• _What is expected_
Tally the lines that contain the string "this" and give the number by itself.

• _Dataset rows_
.....

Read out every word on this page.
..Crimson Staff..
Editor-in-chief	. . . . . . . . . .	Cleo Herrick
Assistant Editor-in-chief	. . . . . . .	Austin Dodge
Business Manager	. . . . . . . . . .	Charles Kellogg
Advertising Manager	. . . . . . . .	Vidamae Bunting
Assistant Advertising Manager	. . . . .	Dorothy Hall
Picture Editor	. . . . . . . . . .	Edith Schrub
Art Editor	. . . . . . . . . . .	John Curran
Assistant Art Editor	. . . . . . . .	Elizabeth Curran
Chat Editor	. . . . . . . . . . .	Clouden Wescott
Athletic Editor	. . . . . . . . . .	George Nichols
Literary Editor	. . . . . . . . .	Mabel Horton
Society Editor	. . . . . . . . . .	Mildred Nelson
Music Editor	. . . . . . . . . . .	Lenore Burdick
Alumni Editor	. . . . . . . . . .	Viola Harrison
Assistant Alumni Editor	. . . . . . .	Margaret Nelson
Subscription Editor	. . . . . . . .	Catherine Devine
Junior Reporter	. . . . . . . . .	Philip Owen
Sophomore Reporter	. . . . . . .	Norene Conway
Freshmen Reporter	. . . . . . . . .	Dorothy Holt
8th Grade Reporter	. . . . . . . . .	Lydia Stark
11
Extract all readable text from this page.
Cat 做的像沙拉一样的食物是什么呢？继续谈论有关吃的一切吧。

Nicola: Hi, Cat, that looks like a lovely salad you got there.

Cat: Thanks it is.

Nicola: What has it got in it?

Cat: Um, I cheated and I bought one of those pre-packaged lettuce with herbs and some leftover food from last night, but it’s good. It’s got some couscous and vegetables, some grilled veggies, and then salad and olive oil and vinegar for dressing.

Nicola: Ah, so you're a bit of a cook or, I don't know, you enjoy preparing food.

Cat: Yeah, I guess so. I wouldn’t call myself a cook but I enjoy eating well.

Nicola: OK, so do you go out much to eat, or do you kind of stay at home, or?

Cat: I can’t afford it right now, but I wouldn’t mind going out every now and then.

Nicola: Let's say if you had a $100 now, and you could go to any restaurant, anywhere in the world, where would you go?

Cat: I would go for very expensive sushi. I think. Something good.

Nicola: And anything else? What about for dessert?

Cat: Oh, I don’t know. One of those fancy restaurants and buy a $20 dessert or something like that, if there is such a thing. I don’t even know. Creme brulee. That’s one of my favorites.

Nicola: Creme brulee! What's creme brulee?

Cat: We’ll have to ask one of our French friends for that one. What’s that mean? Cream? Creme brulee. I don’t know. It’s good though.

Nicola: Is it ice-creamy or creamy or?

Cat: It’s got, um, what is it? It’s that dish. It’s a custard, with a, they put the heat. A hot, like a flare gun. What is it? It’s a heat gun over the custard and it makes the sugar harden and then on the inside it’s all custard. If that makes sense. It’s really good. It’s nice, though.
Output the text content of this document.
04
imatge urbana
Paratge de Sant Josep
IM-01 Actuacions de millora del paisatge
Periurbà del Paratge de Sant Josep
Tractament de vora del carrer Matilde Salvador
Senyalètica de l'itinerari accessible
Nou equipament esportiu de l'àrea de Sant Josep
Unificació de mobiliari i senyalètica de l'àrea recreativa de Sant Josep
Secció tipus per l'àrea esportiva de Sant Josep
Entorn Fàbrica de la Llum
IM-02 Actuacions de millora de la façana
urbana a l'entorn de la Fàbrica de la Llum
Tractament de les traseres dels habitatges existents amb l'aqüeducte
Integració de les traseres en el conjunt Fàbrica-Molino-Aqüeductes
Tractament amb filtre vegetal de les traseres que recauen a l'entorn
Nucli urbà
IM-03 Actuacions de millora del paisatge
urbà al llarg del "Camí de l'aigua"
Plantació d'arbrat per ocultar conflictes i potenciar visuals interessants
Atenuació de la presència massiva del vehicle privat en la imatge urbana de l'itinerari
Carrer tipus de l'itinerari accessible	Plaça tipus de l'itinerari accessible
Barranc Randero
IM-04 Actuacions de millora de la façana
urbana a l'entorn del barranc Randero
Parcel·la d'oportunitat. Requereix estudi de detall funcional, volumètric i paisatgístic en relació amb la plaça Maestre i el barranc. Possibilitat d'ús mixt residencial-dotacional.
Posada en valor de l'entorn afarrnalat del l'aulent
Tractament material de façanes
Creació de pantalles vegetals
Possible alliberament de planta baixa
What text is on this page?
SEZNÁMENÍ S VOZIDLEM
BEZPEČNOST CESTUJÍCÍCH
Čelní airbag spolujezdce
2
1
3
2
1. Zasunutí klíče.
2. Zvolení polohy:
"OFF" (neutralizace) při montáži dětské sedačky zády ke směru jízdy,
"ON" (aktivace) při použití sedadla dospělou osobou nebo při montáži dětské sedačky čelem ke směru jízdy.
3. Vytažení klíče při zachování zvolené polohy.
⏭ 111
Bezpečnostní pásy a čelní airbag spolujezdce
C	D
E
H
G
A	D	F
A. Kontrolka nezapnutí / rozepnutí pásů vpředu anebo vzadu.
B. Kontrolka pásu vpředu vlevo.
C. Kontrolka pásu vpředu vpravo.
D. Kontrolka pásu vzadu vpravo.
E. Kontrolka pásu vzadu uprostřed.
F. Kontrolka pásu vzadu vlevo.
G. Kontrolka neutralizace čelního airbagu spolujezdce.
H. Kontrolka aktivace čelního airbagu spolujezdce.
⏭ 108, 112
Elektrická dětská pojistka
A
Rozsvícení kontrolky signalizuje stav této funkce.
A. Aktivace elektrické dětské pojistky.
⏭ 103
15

.....

• _Answer to the problem_
4